%%

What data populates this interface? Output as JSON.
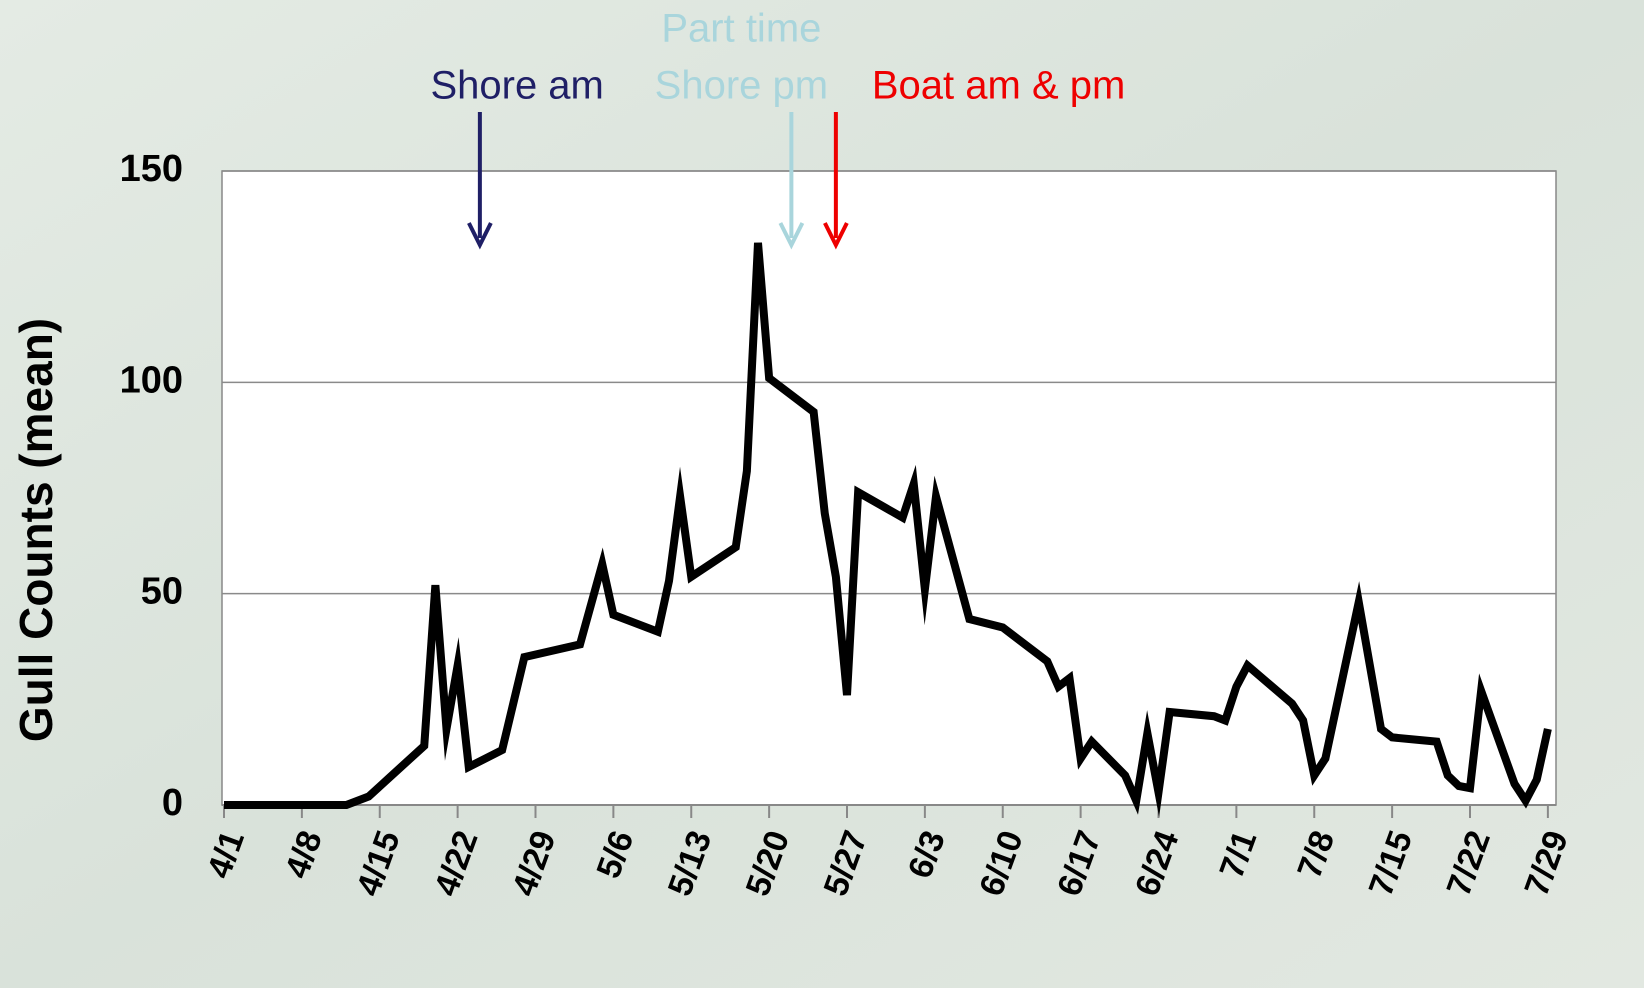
{
  "chart_data": {
    "type": "line",
    "y_label": "Gull Counts (mean)",
    "x": [
      "4/1",
      "4/12",
      "4/14",
      "4/19",
      "4/20",
      "4/21",
      "4/22",
      "4/23",
      "4/26",
      "4/28",
      "5/3",
      "5/5",
      "5/6",
      "5/10",
      "5/11",
      "5/12",
      "5/13",
      "5/17",
      "5/18",
      "5/19",
      "5/20",
      "5/24",
      "5/25",
      "5/26",
      "5/27",
      "5/28",
      "6/1",
      "6/2",
      "6/3",
      "6/4",
      "6/7",
      "6/10",
      "6/14",
      "6/15",
      "6/16",
      "6/17",
      "6/18",
      "6/21",
      "6/22",
      "6/23",
      "6/24",
      "6/25",
      "6/29",
      "6/30",
      "7/1",
      "7/2",
      "7/6",
      "7/7",
      "7/8",
      "7/9",
      "7/12",
      "7/14",
      "7/15",
      "7/19",
      "7/20",
      "7/21",
      "7/22",
      "7/23",
      "7/26",
      "7/27",
      "7/28",
      "7/29"
    ],
    "series": [
      {
        "color": "#000000",
        "values": [
          0,
          0,
          2,
          14,
          52,
          18,
          33,
          9,
          13,
          35,
          38,
          57,
          45,
          41,
          53,
          73,
          54,
          61,
          79,
          133,
          101,
          93,
          69,
          54,
          26,
          74,
          68,
          76,
          51,
          73,
          44,
          42,
          34,
          28,
          30,
          11,
          15,
          7,
          1,
          17,
          3,
          22,
          21,
          20,
          28,
          33,
          24,
          20,
          7,
          11,
          48,
          18,
          16,
          15,
          7,
          4.5,
          4,
          27,
          5,
          1,
          6,
          18
        ]
      }
    ],
    "xlim": [
      "4/1",
      "7/30"
    ],
    "xticks": [
      "4/1",
      "4/8",
      "4/15",
      "4/22",
      "4/29",
      "5/6",
      "5/13",
      "5/20",
      "5/27",
      "6/3",
      "6/10",
      "6/17",
      "6/24",
      "7/1",
      "7/8",
      "7/15",
      "7/22",
      "7/29"
    ],
    "ylim": [
      0,
      150
    ],
    "yticks": [
      0,
      50,
      100,
      150
    ],
    "grid": true,
    "annotations": [
      {
        "lines": [
          "Shore am"
        ],
        "x": "4/24",
        "color": "#1f1f66"
      },
      {
        "lines": [
          "Part time",
          "Shore pm"
        ],
        "x": "5/22",
        "color": "#a9d5dc"
      },
      {
        "lines": [
          "Boat am & pm"
        ],
        "x": "5/26",
        "color": "#ee0000"
      }
    ]
  }
}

%%

--- What you need to do ---
Return the listing above unchanged, apart from dropping its pictures.

--- Problem solution ---
What data populates this interface? Output as JSON.
{
  "chart_data": {
    "type": "line",
    "y_label": "Gull Counts (mean)",
    "x": [
      "4/1",
      "4/12",
      "4/14",
      "4/19",
      "4/20",
      "4/21",
      "4/22",
      "4/23",
      "4/26",
      "4/28",
      "5/3",
      "5/5",
      "5/6",
      "5/10",
      "5/11",
      "5/12",
      "5/13",
      "5/17",
      "5/18",
      "5/19",
      "5/20",
      "5/24",
      "5/25",
      "5/26",
      "5/27",
      "5/28",
      "6/1",
      "6/2",
      "6/3",
      "6/4",
      "6/7",
      "6/10",
      "6/14",
      "6/15",
      "6/16",
      "6/17",
      "6/18",
      "6/21",
      "6/22",
      "6/23",
      "6/24",
      "6/25",
      "6/29",
      "6/30",
      "7/1",
      "7/2",
      "7/6",
      "7/7",
      "7/8",
      "7/9",
      "7/12",
      "7/14",
      "7/15",
      "7/19",
      "7/20",
      "7/21",
      "7/22",
      "7/23",
      "7/26",
      "7/27",
      "7/28",
      "7/29"
    ],
    "series": [
      {
        "color": "#000000",
        "values": [
          0,
          0,
          2,
          14,
          52,
          18,
          33,
          9,
          13,
          35,
          38,
          57,
          45,
          41,
          53,
          73,
          54,
          61,
          79,
          133,
          101,
          93,
          69,
          54,
          26,
          74,
          68,
          76,
          51,
          73,
          44,
          42,
          34,
          28,
          30,
          11,
          15,
          7,
          1,
          17,
          3,
          22,
          21,
          20,
          28,
          33,
          24,
          20,
          7,
          11,
          48,
          18,
          16,
          15,
          7,
          4.5,
          4,
          27,
          5,
          1,
          6,
          18
        ]
      }
    ],
    "xlim": [
      "4/1",
      "7/30"
    ],
    "xticks": [
      "4/1",
      "4/8",
      "4/15",
      "4/22",
      "4/29",
      "5/6",
      "5/13",
      "5/20",
      "5/27",
      "6/3",
      "6/10",
      "6/17",
      "6/24",
      "7/1",
      "7/8",
      "7/15",
      "7/22",
      "7/29"
    ],
    "ylim": [
      0,
      150
    ],
    "yticks": [
      0,
      50,
      100,
      150
    ],
    "grid": true,
    "annotations": [
      {
        "lines": [
          "Shore am"
        ],
        "x": "4/24",
        "color": "#1f1f66"
      },
      {
        "lines": [
          "Part time",
          "Shore pm"
        ],
        "x": "5/22",
        "color": "#a9d5dc"
      },
      {
        "lines": [
          "Boat am & pm"
        ],
        "x": "5/26",
        "color": "#ee0000"
      }
    ]
  }
}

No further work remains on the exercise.